##### DATA EXTRACT

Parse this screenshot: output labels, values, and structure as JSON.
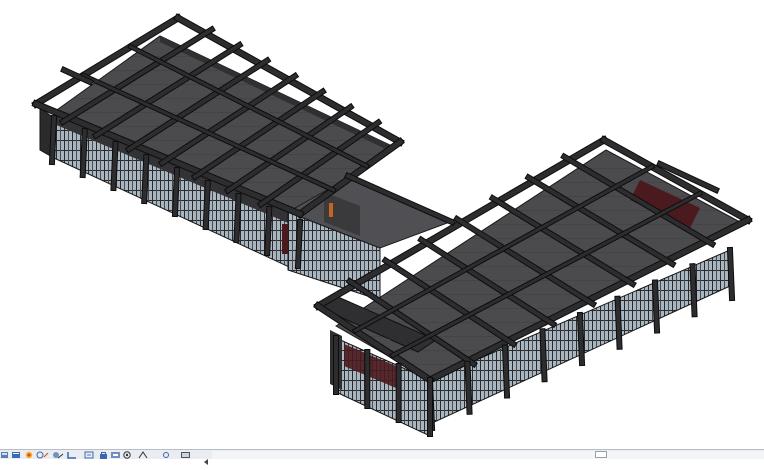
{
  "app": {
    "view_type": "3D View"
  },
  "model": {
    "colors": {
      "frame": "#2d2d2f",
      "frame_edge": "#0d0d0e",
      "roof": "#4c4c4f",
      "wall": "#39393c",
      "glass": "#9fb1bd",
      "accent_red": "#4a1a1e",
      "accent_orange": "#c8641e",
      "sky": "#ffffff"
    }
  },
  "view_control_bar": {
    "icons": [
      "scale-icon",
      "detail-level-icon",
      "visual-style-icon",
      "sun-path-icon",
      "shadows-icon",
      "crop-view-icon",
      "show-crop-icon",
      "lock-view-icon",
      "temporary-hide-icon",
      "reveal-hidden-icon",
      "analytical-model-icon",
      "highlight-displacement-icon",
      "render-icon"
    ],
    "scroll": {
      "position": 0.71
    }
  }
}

##########
##### DATA EXTRACT

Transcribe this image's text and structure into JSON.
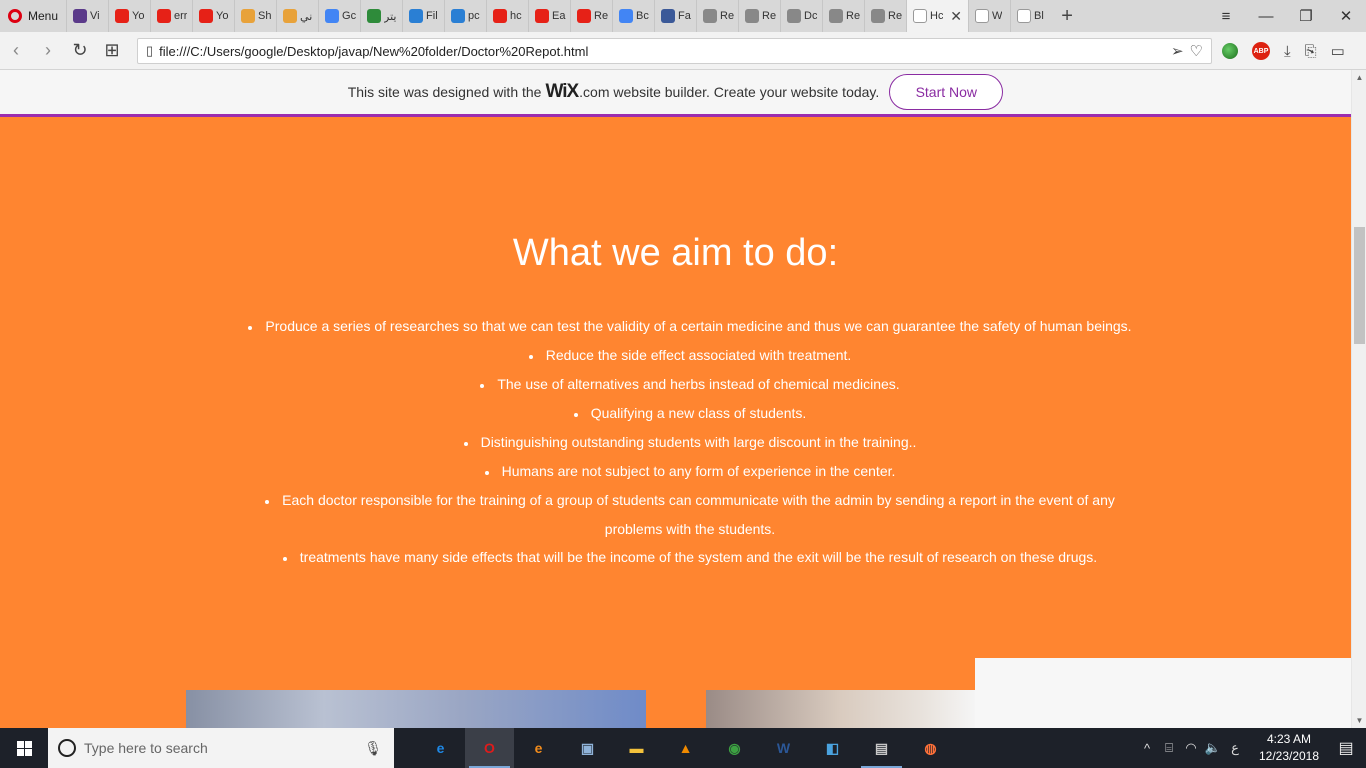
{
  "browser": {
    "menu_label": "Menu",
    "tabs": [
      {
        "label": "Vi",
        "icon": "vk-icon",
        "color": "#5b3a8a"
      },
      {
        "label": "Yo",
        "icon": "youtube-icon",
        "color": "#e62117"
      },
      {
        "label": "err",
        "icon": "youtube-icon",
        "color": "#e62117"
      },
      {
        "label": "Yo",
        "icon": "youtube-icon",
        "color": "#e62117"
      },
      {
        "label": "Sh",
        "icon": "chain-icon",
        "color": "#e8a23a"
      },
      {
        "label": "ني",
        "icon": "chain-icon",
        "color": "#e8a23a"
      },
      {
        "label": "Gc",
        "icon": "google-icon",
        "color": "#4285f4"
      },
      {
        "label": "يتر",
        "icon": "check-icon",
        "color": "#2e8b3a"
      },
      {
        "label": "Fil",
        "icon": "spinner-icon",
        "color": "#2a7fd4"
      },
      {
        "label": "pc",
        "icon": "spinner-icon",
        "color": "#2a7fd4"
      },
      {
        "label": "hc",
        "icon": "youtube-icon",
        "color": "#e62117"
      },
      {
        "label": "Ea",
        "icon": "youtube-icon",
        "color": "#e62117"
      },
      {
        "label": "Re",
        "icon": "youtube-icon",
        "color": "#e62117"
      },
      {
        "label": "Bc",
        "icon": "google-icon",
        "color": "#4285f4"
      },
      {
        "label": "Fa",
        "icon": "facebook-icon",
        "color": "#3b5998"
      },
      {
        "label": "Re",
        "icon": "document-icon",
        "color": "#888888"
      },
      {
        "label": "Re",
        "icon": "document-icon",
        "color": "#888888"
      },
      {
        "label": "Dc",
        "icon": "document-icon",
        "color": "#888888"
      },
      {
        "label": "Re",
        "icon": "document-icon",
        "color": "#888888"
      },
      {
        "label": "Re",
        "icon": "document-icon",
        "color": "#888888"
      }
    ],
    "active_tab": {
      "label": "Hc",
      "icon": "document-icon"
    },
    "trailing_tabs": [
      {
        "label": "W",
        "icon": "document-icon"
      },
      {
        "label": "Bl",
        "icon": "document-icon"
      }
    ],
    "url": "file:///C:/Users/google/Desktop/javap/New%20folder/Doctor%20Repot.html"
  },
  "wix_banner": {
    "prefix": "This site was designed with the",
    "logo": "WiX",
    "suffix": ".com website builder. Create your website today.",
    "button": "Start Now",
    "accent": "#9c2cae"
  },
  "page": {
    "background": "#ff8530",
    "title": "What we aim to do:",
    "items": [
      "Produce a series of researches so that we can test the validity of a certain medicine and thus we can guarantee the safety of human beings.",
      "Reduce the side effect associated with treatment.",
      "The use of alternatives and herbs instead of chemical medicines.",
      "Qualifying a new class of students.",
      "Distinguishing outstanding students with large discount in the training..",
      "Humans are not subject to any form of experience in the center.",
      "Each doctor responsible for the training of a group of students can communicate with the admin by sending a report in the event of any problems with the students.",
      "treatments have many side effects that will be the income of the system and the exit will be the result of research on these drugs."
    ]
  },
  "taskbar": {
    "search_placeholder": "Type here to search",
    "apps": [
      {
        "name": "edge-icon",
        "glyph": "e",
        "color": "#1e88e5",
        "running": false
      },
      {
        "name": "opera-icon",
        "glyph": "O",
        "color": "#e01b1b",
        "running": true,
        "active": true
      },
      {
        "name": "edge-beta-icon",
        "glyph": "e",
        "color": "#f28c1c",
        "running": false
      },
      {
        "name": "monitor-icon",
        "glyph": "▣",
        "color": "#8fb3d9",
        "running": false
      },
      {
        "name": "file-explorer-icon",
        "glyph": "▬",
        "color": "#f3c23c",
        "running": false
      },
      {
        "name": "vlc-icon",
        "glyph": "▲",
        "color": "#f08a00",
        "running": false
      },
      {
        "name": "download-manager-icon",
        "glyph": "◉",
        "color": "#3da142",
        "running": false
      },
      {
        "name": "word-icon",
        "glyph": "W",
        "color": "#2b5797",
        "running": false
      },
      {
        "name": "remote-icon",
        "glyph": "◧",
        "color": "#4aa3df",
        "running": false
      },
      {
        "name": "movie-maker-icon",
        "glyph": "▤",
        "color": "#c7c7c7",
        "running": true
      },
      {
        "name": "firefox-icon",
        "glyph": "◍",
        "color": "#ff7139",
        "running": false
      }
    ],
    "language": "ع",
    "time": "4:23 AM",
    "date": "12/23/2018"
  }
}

##########

GIVEN EXERCISE:
Find the lines holding "side" and list every one.

ANSWER IN FULL:
      "Reduce the side effect associated with treatment.",
      "treatments have many side effects that will be the income of the system and the exit will be the result of research on these drugs."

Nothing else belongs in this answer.